• EXERCISE DATA:
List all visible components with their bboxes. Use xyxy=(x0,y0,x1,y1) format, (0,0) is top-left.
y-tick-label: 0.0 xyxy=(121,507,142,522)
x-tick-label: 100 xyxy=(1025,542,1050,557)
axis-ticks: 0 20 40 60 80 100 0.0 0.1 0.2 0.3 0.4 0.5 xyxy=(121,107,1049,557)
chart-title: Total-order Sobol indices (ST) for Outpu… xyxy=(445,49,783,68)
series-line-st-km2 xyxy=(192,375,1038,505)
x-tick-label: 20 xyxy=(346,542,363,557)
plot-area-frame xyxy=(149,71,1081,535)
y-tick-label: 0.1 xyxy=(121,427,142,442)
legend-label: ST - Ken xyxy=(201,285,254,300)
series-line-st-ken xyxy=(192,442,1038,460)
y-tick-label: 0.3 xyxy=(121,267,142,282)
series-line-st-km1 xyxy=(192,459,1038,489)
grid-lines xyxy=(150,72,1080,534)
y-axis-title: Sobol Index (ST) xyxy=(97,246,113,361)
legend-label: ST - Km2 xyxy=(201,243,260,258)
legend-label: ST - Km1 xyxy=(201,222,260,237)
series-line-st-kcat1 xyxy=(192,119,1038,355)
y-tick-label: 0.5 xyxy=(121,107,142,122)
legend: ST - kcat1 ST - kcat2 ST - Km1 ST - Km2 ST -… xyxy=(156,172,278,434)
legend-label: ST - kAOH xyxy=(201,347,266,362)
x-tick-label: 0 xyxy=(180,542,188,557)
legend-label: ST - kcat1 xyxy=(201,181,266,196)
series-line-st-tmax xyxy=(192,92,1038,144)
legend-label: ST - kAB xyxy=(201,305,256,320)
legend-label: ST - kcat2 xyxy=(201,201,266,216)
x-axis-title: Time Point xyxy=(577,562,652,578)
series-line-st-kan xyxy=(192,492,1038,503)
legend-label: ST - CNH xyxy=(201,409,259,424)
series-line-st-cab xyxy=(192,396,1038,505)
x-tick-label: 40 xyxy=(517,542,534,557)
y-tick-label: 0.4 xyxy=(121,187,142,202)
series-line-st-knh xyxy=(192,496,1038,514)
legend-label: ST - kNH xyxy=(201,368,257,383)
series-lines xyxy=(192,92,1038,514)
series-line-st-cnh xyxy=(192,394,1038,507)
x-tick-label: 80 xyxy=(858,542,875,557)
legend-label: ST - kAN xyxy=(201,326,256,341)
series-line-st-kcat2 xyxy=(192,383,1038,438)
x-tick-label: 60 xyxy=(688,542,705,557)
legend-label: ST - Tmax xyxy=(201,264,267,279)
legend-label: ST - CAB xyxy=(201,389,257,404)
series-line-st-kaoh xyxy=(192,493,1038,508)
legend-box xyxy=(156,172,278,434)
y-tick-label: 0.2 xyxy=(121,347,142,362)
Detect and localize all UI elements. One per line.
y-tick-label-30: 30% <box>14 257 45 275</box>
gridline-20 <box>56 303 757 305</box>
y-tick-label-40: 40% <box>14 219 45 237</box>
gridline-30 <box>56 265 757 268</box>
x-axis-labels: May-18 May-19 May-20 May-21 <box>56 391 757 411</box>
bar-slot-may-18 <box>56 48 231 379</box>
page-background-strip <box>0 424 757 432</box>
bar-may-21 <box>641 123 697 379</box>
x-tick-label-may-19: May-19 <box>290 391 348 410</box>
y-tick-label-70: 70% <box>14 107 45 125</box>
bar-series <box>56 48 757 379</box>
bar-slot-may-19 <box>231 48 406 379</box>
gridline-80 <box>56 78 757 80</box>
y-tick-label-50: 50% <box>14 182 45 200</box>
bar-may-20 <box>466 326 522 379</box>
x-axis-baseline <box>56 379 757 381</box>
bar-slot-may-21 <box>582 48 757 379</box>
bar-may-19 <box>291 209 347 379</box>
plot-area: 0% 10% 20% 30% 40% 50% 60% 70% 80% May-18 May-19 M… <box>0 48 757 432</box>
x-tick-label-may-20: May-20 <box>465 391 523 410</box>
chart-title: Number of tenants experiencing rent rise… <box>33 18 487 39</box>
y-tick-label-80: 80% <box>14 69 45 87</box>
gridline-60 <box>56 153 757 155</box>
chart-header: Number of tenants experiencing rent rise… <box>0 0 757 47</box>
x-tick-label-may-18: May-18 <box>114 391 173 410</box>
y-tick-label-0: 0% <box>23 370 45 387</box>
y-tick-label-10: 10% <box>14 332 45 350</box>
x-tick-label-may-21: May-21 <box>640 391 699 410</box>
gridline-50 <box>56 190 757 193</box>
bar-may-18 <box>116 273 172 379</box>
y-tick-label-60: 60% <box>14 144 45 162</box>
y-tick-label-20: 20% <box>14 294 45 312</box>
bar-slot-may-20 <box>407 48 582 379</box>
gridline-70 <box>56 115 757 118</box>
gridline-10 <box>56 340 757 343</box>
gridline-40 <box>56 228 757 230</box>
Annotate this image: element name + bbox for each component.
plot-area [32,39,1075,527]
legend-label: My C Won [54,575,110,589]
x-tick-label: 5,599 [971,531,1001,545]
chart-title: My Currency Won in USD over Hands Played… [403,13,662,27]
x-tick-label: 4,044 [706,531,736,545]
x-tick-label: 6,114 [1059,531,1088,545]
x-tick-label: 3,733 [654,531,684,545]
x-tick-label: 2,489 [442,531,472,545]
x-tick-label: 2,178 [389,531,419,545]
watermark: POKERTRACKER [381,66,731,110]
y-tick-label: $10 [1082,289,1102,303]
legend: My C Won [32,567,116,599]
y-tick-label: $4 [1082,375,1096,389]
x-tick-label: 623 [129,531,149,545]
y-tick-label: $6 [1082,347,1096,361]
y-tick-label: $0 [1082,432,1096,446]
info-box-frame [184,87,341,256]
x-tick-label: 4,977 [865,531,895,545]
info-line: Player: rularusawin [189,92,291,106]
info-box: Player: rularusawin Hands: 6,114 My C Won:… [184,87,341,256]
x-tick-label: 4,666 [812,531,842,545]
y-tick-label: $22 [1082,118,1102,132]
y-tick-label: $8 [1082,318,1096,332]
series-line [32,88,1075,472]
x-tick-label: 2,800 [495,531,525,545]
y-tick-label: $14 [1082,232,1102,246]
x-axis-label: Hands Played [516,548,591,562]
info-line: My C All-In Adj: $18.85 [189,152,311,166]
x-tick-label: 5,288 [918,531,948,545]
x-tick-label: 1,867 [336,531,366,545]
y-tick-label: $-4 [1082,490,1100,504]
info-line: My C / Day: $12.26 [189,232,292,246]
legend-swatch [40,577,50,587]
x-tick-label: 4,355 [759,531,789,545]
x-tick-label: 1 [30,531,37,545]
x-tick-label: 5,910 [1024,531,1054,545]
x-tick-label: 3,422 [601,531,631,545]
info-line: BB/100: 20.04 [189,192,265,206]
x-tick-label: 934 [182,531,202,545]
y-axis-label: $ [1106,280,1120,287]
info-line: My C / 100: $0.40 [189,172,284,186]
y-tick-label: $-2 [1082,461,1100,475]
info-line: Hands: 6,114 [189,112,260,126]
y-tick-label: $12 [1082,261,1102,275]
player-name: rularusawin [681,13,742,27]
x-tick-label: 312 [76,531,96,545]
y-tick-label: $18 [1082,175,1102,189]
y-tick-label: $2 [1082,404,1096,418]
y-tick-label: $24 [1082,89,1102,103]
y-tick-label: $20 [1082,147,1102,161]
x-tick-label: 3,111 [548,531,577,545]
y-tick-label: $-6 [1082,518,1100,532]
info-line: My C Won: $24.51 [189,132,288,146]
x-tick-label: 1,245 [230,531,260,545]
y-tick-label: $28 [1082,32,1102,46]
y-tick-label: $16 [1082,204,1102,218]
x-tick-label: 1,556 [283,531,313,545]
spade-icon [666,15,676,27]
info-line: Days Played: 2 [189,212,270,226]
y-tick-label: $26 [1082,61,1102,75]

• PROBLEM DETAILS: Extract the lines above, from the very first one through the one containing "legend-label: ST - kAB xyxy=(201,305,256,320)", and reproduce each of them word for word, including both of those end lines.

• ANSWER IN FULL:
List all visible components with their bboxes. Use xyxy=(x0,y0,x1,y1) format, (0,0) is top-left.
y-tick-label: 0.0 xyxy=(121,507,142,522)
x-tick-label: 100 xyxy=(1025,542,1050,557)
axis-ticks: 0 20 40 60 80 100 0.0 0.1 0.2 0.3 0.4 0.5 xyxy=(121,107,1049,557)
chart-title: Total-order Sobol indices (ST) for Outpu… xyxy=(445,49,783,68)
series-line-st-km2 xyxy=(192,375,1038,505)
x-tick-label: 20 xyxy=(346,542,363,557)
plot-area-frame xyxy=(149,71,1081,535)
y-tick-label: 0.1 xyxy=(121,427,142,442)
legend-label: ST - Ken xyxy=(201,285,254,300)
series-line-st-ken xyxy=(192,442,1038,460)
y-tick-label: 0.3 xyxy=(121,267,142,282)
series-line-st-km1 xyxy=(192,459,1038,489)
grid-lines xyxy=(150,72,1080,534)
y-axis-title: Sobol Index (ST) xyxy=(97,246,113,361)
legend-label: ST - Km2 xyxy=(201,243,260,258)
legend-label: ST - Km1 xyxy=(201,222,260,237)
series-line-st-kcat1 xyxy=(192,119,1038,355)
y-tick-label: 0.5 xyxy=(121,107,142,122)
legend: ST - kcat1 ST - kcat2 ST - Km1 ST - Km2 ST -… xyxy=(156,172,278,434)
legend-label: ST - kAOH xyxy=(201,347,266,362)
x-tick-label: 0 xyxy=(180,542,188,557)
legend-label: ST - kcat1 xyxy=(201,181,266,196)
series-line-st-tmax xyxy=(192,92,1038,144)
legend-label: ST - kAB xyxy=(201,305,256,320)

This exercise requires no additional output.